+++ Text provided
• Jackrabbit repository datastore with Oracle db

  • OpenKM has many interesting features, but requires some configuration process to show its full potential.
OpenKM has many interesting features, but requires some configuration process to show its full potential.
Forum rules: Please, before asking something see the documentation wiki or use the search feature of the forum. And remember we don't have a crystal ball or mental readers, so if you post about an issue tell us which OpenKM are you using and also the browser and operating system version. For more info read How to Report Bugs Effectively.
 #30512  by mernst0
 
Hello,

I'm evaluating OpenKM 6.4.14 Professional Trial for possible use in my company. A special requirement is: for safety / security reasons everything has to be stored in oracle db. As far as I can see this means to openKM: Document Metadata and Jackrabbit datastore (document data). Q.: Are there any more? I already fiddled about how to store metadata in oracle, this seems to work fine (even with openKM 6.3 CE...). Then I created jackrabbit repository.xml, wich, I can see in catalina.log, is recognized by openKM. Creation of datastore tables failed, Idon't know why, so I created them manually with 4 oracle.ddl which I found in jackrabbit distribution. On catalina start, there are no errors in catalina.log, But when I try to log on, openKM gives me java.lang.NullPointerException and in tomcat console window I see

Exception in thread "Update Info" java.lang.NullPointerException
at com.openkm.api.OKMStats.getMailsByContext(Unknown Source)
++++++
+++ Data extract
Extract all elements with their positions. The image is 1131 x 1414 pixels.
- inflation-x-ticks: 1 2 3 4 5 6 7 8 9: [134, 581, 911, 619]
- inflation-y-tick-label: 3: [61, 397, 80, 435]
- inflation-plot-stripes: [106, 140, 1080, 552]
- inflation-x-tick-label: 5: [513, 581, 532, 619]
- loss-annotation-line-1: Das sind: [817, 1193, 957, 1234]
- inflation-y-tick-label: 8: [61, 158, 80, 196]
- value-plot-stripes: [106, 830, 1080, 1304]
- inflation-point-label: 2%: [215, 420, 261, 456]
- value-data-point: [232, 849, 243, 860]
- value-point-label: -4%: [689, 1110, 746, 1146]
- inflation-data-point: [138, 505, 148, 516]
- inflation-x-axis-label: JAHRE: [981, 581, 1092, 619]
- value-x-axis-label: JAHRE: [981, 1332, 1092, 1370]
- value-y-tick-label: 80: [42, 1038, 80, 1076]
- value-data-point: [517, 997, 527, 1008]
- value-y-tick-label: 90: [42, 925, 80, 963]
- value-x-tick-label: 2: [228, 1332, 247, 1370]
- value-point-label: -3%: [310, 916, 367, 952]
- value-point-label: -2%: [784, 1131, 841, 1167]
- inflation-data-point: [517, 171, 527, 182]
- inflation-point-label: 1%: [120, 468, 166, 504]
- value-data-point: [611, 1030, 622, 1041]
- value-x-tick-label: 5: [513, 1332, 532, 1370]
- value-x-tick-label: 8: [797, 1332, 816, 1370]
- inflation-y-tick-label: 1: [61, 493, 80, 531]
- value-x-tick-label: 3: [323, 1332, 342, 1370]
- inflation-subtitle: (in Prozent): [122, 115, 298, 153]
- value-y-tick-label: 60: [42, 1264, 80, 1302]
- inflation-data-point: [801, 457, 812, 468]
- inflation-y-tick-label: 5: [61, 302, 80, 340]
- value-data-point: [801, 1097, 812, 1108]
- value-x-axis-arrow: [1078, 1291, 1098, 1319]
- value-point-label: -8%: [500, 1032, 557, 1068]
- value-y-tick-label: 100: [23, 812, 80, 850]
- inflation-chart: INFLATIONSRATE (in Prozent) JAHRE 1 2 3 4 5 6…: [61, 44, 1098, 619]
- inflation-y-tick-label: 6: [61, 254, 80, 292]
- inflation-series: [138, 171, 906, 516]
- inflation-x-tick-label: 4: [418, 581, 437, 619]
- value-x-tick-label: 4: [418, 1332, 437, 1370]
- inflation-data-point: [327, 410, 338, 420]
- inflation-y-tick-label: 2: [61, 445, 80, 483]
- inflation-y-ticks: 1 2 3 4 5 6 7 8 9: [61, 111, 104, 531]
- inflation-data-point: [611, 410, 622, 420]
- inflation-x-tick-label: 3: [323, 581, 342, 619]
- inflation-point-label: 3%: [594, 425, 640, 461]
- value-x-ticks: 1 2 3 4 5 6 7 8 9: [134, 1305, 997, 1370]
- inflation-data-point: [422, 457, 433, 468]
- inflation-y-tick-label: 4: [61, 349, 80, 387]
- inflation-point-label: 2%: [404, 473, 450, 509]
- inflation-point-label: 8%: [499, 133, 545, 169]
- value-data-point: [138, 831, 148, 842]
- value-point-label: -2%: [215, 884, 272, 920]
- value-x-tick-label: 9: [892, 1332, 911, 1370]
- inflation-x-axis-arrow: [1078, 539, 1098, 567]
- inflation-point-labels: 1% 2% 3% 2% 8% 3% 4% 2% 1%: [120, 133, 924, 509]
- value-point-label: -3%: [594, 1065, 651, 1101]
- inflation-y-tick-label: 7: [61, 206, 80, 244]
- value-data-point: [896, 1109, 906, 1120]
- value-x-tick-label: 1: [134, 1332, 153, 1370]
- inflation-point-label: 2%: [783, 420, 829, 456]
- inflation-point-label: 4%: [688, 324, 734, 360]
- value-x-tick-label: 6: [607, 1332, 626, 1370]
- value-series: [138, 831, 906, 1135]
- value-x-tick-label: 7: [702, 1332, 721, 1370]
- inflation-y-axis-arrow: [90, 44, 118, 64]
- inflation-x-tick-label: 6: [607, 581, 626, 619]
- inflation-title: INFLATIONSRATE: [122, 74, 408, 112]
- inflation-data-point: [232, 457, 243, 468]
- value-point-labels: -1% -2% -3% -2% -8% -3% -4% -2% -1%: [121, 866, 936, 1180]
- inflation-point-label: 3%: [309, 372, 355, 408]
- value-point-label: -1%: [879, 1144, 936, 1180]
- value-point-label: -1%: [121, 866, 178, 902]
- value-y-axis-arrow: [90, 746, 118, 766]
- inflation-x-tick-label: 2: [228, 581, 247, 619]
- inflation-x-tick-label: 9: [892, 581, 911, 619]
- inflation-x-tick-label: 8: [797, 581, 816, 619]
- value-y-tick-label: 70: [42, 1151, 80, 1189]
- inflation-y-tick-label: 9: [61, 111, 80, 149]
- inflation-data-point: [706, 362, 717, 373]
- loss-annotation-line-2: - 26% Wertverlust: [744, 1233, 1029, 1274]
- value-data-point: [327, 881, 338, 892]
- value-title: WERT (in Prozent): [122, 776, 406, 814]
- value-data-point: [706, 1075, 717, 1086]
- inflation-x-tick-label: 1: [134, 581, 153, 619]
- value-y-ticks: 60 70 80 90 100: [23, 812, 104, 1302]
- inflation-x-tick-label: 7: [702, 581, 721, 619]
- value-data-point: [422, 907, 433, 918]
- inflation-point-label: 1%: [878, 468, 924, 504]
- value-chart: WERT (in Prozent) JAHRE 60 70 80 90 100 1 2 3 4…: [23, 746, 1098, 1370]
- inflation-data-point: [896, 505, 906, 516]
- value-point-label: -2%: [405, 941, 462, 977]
++++++
*Problems to work on:*
1. Reproduce the forum thread about the Jackrabbit datastore on Oracle word for word, covering the stretch from "Forum rules: Please, before" through "Report Bugs Effectively.".
2. List every line of the records that contains the string "axis", treating uppercase and lowercase as different.

*Solutions per task:*
1.
Forum rules: Please, before asking something see the documentation wiki or use the search feature of the forum. And remember we don't have a crystal ball or mental readers, so if you post about an issue tell us which OpenKM are you using and also the browser and operating system version. For more info read How to Report Bugs Effectively.

2.
- inflation-x-axis-label: JAHRE: [981, 581, 1092, 619]
- value-x-axis-label: JAHRE: [981, 1332, 1092, 1370]
- value-x-axis-arrow: [1078, 1291, 1098, 1319]
- inflation-x-axis-arrow: [1078, 539, 1098, 567]
- inflation-y-axis-arrow: [90, 44, 118, 64]
- value-y-axis-arrow: [90, 746, 118, 766]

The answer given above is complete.